## Begin DATA LISTING

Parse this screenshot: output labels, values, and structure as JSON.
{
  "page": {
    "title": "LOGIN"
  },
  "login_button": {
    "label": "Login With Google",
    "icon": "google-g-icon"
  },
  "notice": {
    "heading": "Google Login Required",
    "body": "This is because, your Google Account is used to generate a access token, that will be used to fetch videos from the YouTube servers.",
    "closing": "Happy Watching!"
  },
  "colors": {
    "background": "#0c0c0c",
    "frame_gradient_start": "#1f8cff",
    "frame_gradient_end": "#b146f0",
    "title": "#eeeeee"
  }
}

## End DATA LISTING

Write out every entry above, word for word.

Parse this screenshot: output labels, values, and structure as JSON.
{
  "page": {
    "title": "LOGIN"
  },
  "login_button": {
    "label": "Login With Google",
    "icon": "google-g-icon"
  },
  "notice": {
    "heading": "Google Login Required",
    "body": "This is because, your Google Account is used to generate a access token, that will be used to fetch videos from the YouTube servers.",
    "closing": "Happy Watching!"
  },
  "colors": {
    "background": "#0c0c0c",
    "frame_gradient_start": "#1f8cff",
    "frame_gradient_end": "#b146f0",
    "title": "#eeeeee"
  }
}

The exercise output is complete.